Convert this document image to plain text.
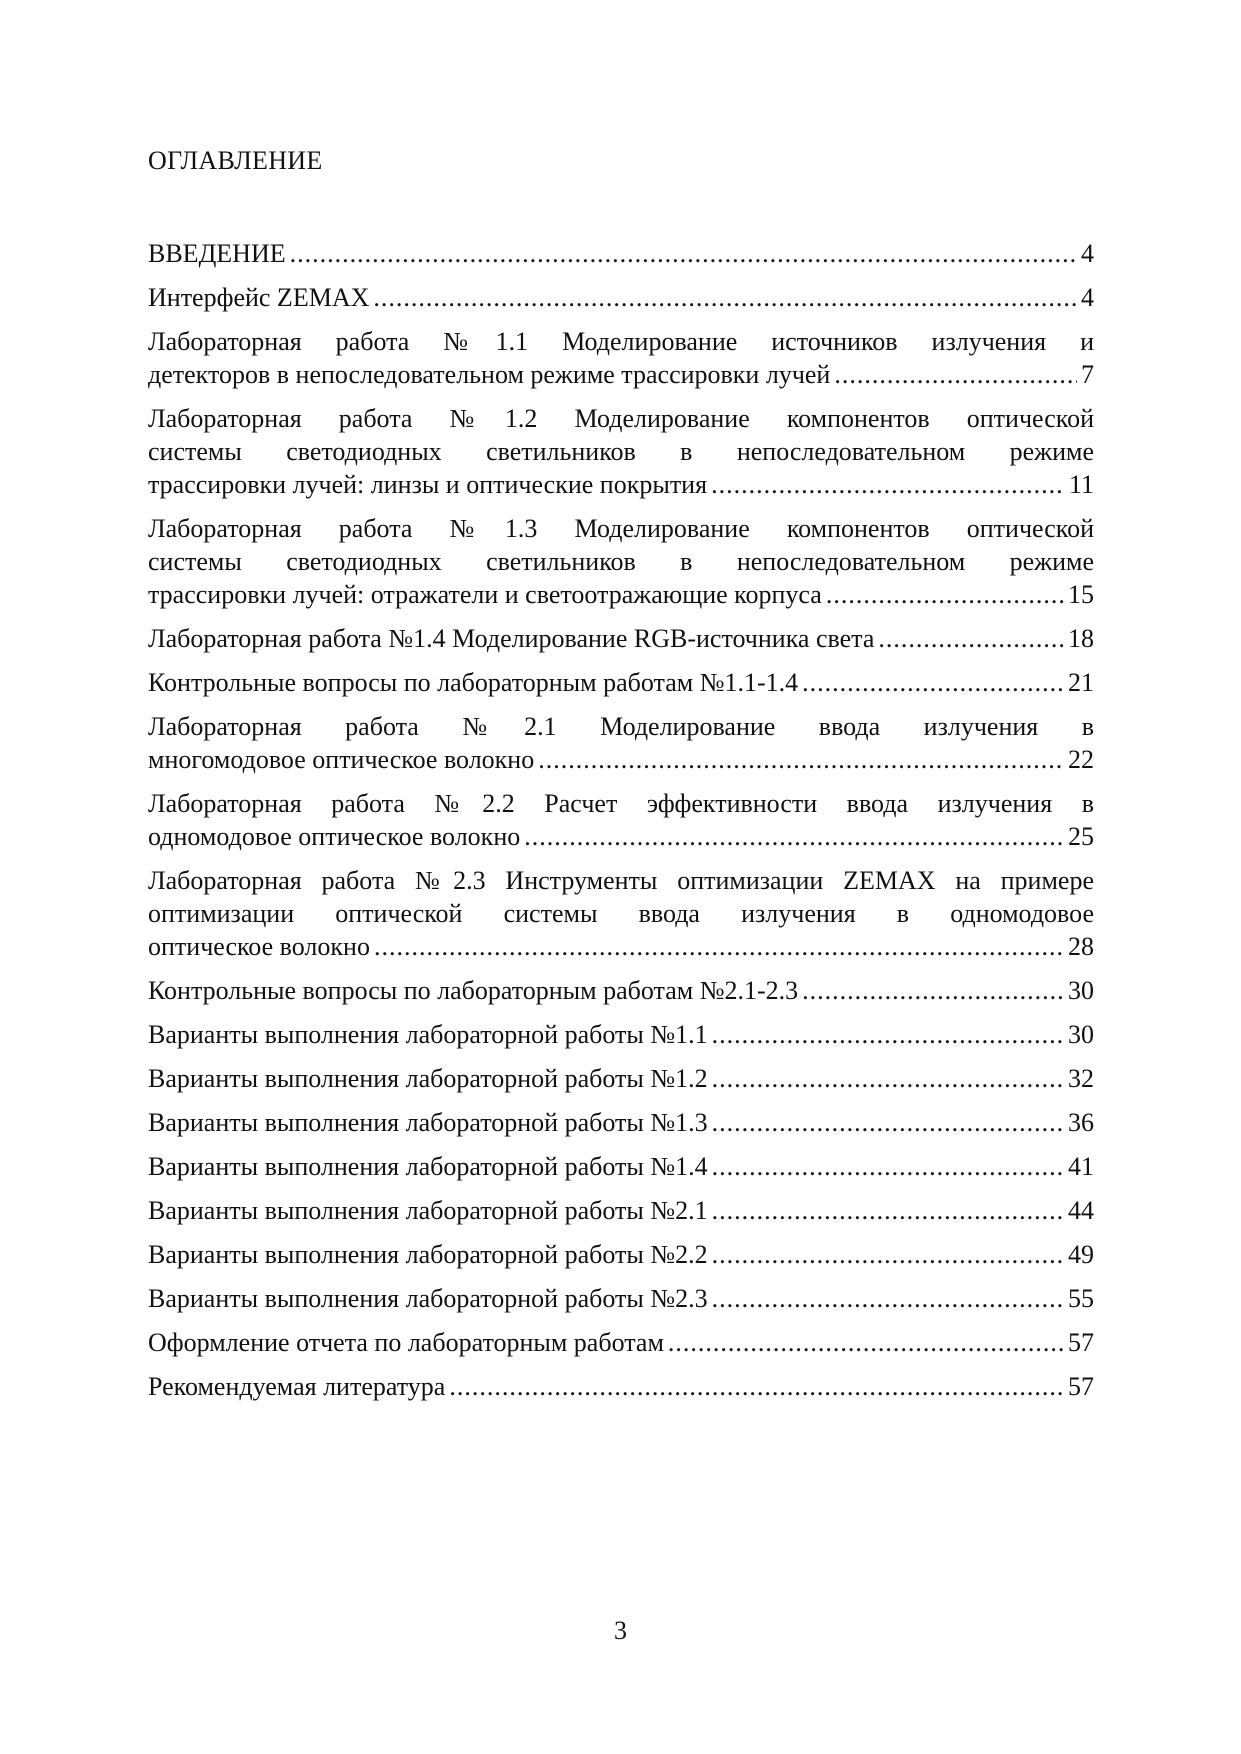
ОГЛАВЛЕНИЕ
ВВЕДЕНИЕ .....	4
Интерфейс ZEMAX .....	4
Лабораторная работа №1.1 Моделирование источников излучения и
детекторов в непоследовательном режиме трассировки лучей .....	7
Лабораторная работа №1.2 Моделирование компонентов оптической
системы светодиодных светильников в непоследовательном режиме
трассировки лучей: линзы и оптические покрытия .....	11
Лабораторная работа №1.3 Моделирование компонентов оптической
системы светодиодных светильников в непоследовательном режиме
трассировки лучей: отражатели и светоотражающие корпуса .....	15
Лабораторная работа №1.4 Моделирование RGB-источника света .....	18
Контрольные вопросы по лабораторным работам №1.1-1.4 .....	21
Лабораторная работа №2.1 Моделирование ввода излучения в
многомодовое оптическое волокно .....	22
Лабораторная работа №2.2 Расчет эффективности ввода излучения в
одномодовое оптическое волокно .....	25
Лабораторная работа №2.3 Инструменты оптимизации ZEMAX на примере
оптимизации оптической системы ввода излучения в одномодовое
оптическое волокно .....	28
Контрольные вопросы по лабораторным работам №2.1-2.3 .....	30
Варианты выполнения лабораторной работы №1.1 .....	30
Варианты выполнения лабораторной работы №1.2 .....	32
Варианты выполнения лабораторной работы №1.3 .....	36
Варианты выполнения лабораторной работы №1.4 .....	41
Варианты выполнения лабораторной работы №2.1 .....	44
Варианты выполнения лабораторной работы №2.2 .....	49
Варианты выполнения лабораторной работы №2.3 .....	55
Оформление отчета по лабораторным работам .....	57
Рекомендуемая литература .....	57
3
_ _ _ _
* _Goal_
Keep the pictures out of the copy and return the rest of the data above exactly.

* _Output below_
Convert this document image to plain text.
ОГЛАВЛЕНИЕ
ВВЕДЕНИЕ .....	4
Интерфейс ZEMAX .....	4
Лабораторная работа №1.1 Моделирование источников излучения и
детекторов в непоследовательном режиме трассировки лучей .....	7
Лабораторная работа №1.2 Моделирование компонентов оптической
системы светодиодных светильников в непоследовательном режиме
трассировки лучей: линзы и оптические покрытия .....	11
Лабораторная работа №1.3 Моделирование компонентов оптической
системы светодиодных светильников в непоследовательном режиме
трассировки лучей: отражатели и светоотражающие корпуса .....	15
Лабораторная работа №1.4 Моделирование RGB-источника света .....	18
Контрольные вопросы по лабораторным работам №1.1-1.4 .....	21
Лабораторная работа №2.1 Моделирование ввода излучения в
многомодовое оптическое волокно .....	22
Лабораторная работа №2.2 Расчет эффективности ввода излучения в
одномодовое оптическое волокно .....	25
Лабораторная работа №2.3 Инструменты оптимизации ZEMAX на примере
оптимизации оптической системы ввода излучения в одномодовое
оптическое волокно .....	28
Контрольные вопросы по лабораторным работам №2.1-2.3 .....	30
Варианты выполнения лабораторной работы №1.1 .....	30
Варианты выполнения лабораторной работы №1.2 .....	32
Варианты выполнения лабораторной работы №1.3 .....	36
Варианты выполнения лабораторной работы №1.4 .....	41
Варианты выполнения лабораторной работы №2.1 .....	44
Варианты выполнения лабораторной работы №2.2 .....	49
Варианты выполнения лабораторной работы №2.3 .....	55
Оформление отчета по лабораторным работам .....	57
Рекомендуемая литература .....	57
3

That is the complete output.